Your task is to transcribe the records exactly, skipping every image.

## begin MATERIAL TO PROCESS

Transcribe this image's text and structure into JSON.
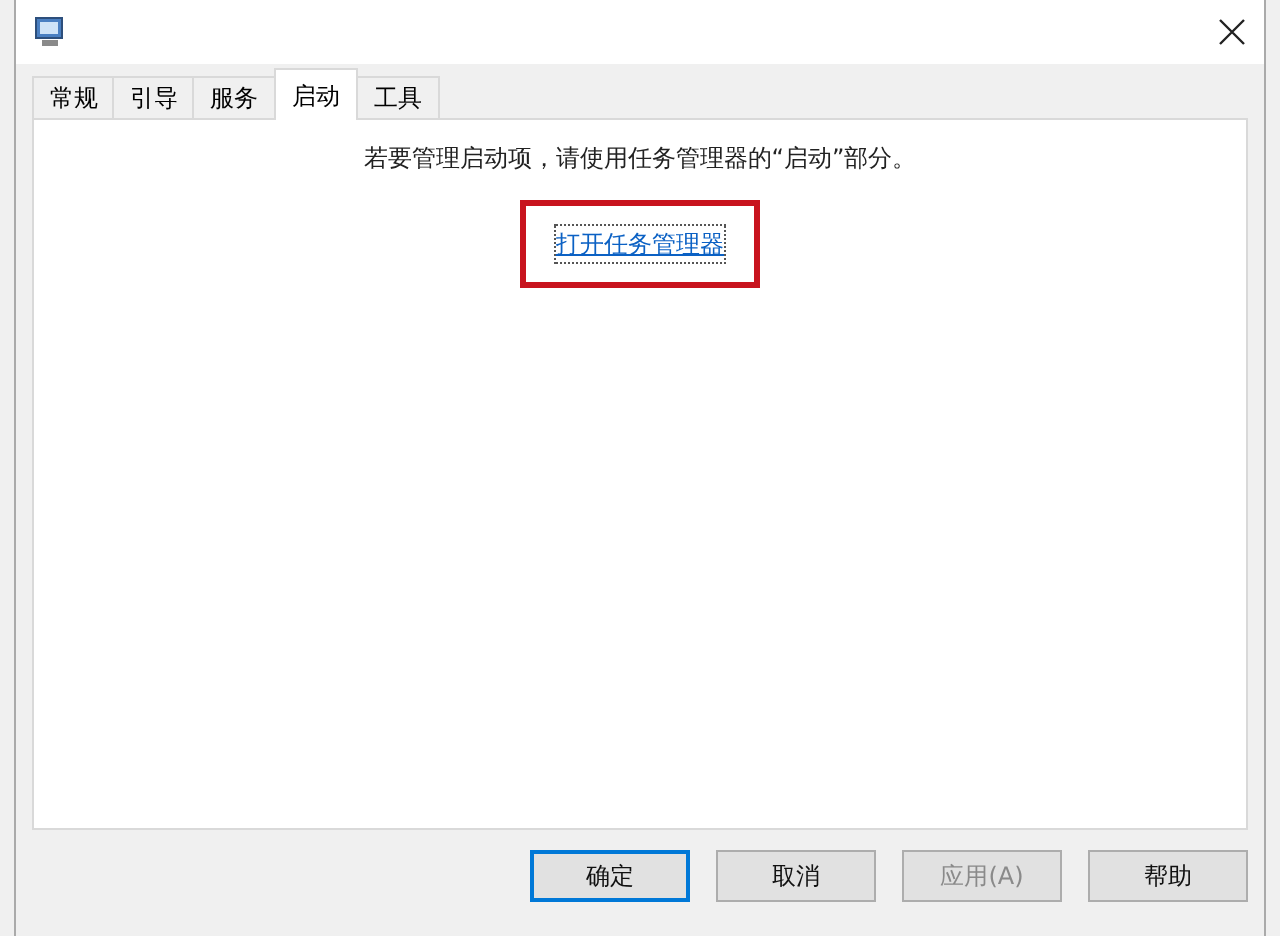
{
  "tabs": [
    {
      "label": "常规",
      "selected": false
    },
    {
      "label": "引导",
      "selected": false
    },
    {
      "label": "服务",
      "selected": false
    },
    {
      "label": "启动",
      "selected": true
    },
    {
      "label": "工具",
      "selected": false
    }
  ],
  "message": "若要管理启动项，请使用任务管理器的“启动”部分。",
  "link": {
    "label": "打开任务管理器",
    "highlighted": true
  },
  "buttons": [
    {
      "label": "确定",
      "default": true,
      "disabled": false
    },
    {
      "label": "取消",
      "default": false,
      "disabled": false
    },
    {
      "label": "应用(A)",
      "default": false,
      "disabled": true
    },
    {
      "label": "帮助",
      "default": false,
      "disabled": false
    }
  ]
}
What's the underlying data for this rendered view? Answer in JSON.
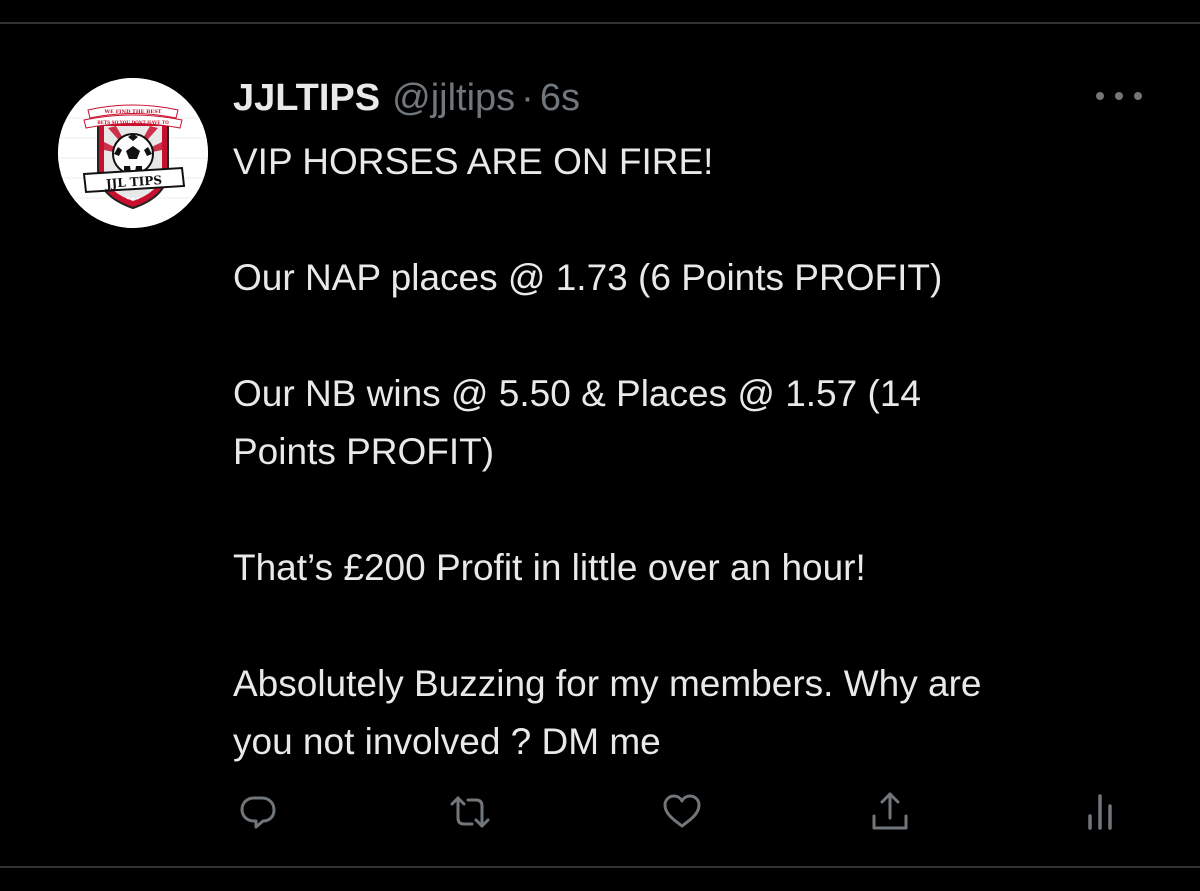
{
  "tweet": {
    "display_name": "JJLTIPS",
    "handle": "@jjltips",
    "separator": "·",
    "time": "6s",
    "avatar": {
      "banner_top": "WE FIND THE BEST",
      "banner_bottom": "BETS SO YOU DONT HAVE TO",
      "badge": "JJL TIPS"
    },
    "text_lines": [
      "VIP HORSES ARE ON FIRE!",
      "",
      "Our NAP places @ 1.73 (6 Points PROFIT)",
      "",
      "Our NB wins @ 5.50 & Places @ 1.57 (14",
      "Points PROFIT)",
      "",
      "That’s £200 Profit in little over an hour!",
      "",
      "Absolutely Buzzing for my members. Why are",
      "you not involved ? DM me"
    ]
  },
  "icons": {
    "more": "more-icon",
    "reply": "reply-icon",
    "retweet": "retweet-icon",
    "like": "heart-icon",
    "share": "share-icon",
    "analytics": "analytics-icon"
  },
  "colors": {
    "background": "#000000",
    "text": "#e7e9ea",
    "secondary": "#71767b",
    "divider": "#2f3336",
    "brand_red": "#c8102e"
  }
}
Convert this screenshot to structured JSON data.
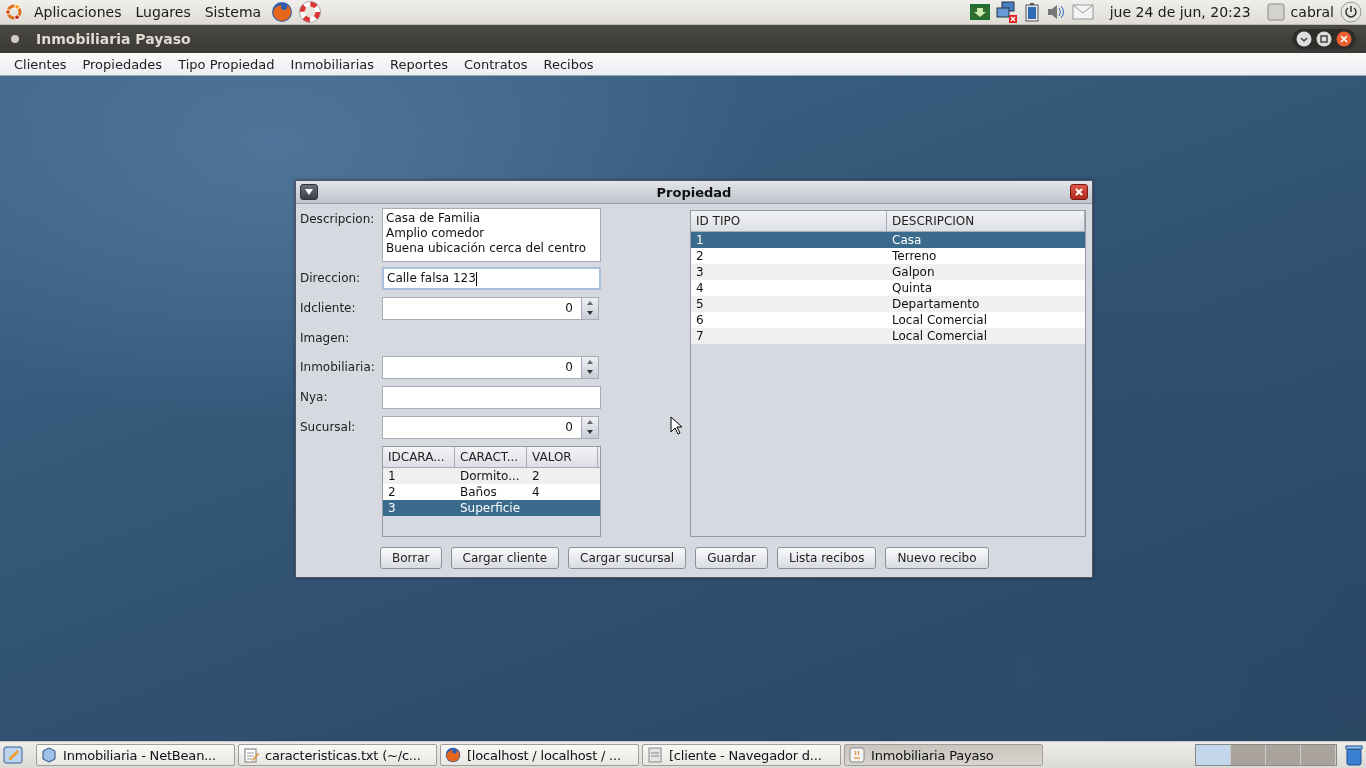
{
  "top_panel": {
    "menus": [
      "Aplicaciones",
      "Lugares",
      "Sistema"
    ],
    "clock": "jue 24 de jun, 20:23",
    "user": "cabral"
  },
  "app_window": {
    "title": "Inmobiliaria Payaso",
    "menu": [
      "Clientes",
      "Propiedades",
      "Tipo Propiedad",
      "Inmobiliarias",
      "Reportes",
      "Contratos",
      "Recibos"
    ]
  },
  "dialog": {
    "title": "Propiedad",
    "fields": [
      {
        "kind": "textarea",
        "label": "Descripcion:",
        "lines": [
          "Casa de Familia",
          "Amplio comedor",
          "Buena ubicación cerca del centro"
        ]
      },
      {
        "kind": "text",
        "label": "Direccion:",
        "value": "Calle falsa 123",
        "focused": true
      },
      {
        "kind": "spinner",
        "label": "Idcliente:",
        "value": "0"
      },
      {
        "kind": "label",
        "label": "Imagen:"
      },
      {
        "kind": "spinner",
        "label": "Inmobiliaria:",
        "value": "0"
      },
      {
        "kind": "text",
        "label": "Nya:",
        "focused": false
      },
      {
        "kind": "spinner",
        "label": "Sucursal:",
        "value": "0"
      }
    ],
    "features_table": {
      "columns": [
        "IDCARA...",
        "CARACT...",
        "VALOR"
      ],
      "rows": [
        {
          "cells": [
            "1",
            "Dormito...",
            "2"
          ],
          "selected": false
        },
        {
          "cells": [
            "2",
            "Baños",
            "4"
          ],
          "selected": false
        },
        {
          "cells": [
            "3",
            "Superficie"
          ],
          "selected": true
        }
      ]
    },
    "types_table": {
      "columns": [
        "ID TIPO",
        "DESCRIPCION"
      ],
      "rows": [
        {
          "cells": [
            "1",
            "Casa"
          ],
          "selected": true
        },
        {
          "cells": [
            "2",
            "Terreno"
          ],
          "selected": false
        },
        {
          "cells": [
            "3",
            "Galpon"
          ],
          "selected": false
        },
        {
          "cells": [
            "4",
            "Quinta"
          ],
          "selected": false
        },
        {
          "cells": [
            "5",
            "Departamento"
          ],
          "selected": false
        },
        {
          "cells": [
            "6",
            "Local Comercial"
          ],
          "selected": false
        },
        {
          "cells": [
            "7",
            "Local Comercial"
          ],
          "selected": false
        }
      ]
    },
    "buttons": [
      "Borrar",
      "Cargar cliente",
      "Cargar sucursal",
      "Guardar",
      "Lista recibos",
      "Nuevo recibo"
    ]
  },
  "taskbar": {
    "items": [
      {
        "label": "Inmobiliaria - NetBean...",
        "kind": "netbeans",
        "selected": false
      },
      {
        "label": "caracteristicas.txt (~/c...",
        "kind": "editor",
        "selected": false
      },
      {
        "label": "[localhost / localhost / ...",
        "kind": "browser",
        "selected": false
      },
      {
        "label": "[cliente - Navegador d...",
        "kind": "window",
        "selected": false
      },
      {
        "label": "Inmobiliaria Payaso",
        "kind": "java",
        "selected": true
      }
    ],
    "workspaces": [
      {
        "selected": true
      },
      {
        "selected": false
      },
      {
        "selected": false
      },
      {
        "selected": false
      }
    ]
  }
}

## end MATERIAL TO PROCESS

TASK OUTPUT ::
Transcribe this image's text and structure into JSON.
{
  "tabs": [
    {
      "label": "常规",
      "selected": false
    },
    {
      "label": "引导",
      "selected": false
    },
    {
      "label": "服务",
      "selected": false
    },
    {
      "label": "启动",
      "selected": true
    },
    {
      "label": "工具",
      "selected": false
    }
  ],
  "message": "若要管理启动项，请使用任务管理器的“启动”部分。",
  "link": {
    "label": "打开任务管理器",
    "highlighted": true
  },
  "buttons": [
    {
      "label": "确定",
      "default": true,
      "disabled": false
    },
    {
      "label": "取消",
      "default": false,
      "disabled": false
    },
    {
      "label": "应用(A)",
      "default": false,
      "disabled": true
    },
    {
      "label": "帮助",
      "default": false,
      "disabled": false
    }
  ]
}
What's the underlying data for this rendered view? Answer in JSON.
{
  "tweet": {
    "display_name": "JJLTIPS",
    "handle": "@jjltips",
    "separator": "·",
    "time": "6s",
    "avatar": {
      "banner_top": "WE FIND THE BEST",
      "banner_bottom": "BETS SO YOU DONT HAVE TO",
      "badge": "JJL TIPS"
    },
    "text_lines": [
      "VIP HORSES ARE ON FIRE!",
      "",
      "Our NAP places @ 1.73 (6 Points PROFIT)",
      "",
      "Our NB wins @ 5.50 & Places @ 1.57 (14",
      "Points PROFIT)",
      "",
      "That’s £200 Profit in little over an hour!",
      "",
      "Absolutely Buzzing for my members. Why are",
      "you not involved ? DM me"
    ]
  },
  "icons": {
    "more": "more-icon",
    "reply": "reply-icon",
    "retweet": "retweet-icon",
    "like": "heart-icon",
    "share": "share-icon",
    "analytics": "analytics-icon"
  },
  "colors": {
    "background": "#000000",
    "text": "#e7e9ea",
    "secondary": "#71767b",
    "divider": "#2f3336",
    "brand_red": "#c8102e"
  }
}
Convert this screenshot to structured JSON data.
{
  "top_panel": {
    "menus": [
      "Aplicaciones",
      "Lugares",
      "Sistema"
    ],
    "clock": "jue 24 de jun, 20:23",
    "user": "cabral"
  },
  "app_window": {
    "title": "Inmobiliaria Payaso",
    "menu": [
      "Clientes",
      "Propiedades",
      "Tipo Propiedad",
      "Inmobiliarias",
      "Reportes",
      "Contratos",
      "Recibos"
    ]
  },
  "dialog": {
    "title": "Propiedad",
    "fields": [
      {
        "kind": "textarea",
        "label": "Descripcion:",
        "lines": [
          "Casa de Familia",
          "Amplio comedor",
          "Buena ubicación cerca del centro"
        ]
      },
      {
        "kind": "text",
        "label": "Direccion:",
        "value": "Calle falsa 123",
        "focused": true
      },
      {
        "kind": "spinner",
        "label": "Idcliente:",
        "value": "0"
      },
      {
        "kind": "label",
        "label": "Imagen:"
      },
      {
        "kind": "spinner",
        "label": "Inmobiliaria:",
        "value": "0"
      },
      {
        "kind": "text",
        "label": "Nya:",
        "focused": false
      },
      {
        "kind": "spinner",
        "label": "Sucursal:",
        "value": "0"
      }
    ],
    "features_table": {
      "columns": [
        "IDCARA...",
        "CARACT...",
        "VALOR"
      ],
      "rows": [
        {
          "cells": [
            "1",
            "Dormito...",
            "2"
          ],
          "selected": false
        },
        {
          "cells": [
            "2",
            "Baños",
            "4"
          ],
          "selected": false
        },
        {
          "cells": [
            "3",
            "Superficie"
          ],
          "selected": true
        }
      ]
    },
    "types_table": {
      "columns": [
        "ID TIPO",
        "DESCRIPCION"
      ],
      "rows": [
        {
          "cells": [
            "1",
            "Casa"
          ],
          "selected": true
        },
        {
          "cells": [
            "2",
            "Terreno"
          ],
          "selected": false
        },
        {
          "cells": [
            "3",
            "Galpon"
          ],
          "selected": false
        },
        {
          "cells": [
            "4",
            "Quinta"
          ],
          "selected": false
        },
        {
          "cells": [
            "5",
            "Departamento"
          ],
          "selected": false
        },
        {
          "cells": [
            "6",
            "Local Comercial"
          ],
          "selected": false
        },
        {
          "cells": [
            "7",
            "Local Comercial"
          ],
          "selected": false
        }
      ]
    },
    "buttons": [
      "Borrar",
      "Cargar cliente",
      "Cargar sucursal",
      "Guardar",
      "Lista recibos",
      "Nuevo recibo"
    ]
  },
  "taskbar": {
    "items": [
      {
        "label": "Inmobiliaria - NetBean...",
        "kind": "netbeans",
        "selected": false
      },
      {
        "label": "caracteristicas.txt (~/c...",
        "kind": "editor",
        "selected": false
      },
      {
        "label": "[localhost / localhost / ...",
        "kind": "browser",
        "selected": false
      },
      {
        "label": "[cliente - Navegador d...",
        "kind": "window",
        "selected": false
      },
      {
        "label": "Inmobiliaria Payaso",
        "kind": "java",
        "selected": true
      }
    ],
    "workspaces": [
      {
        "selected": true
      },
      {
        "selected": false
      },
      {
        "selected": false
      },
      {
        "selected": false
      }
    ]
  }
}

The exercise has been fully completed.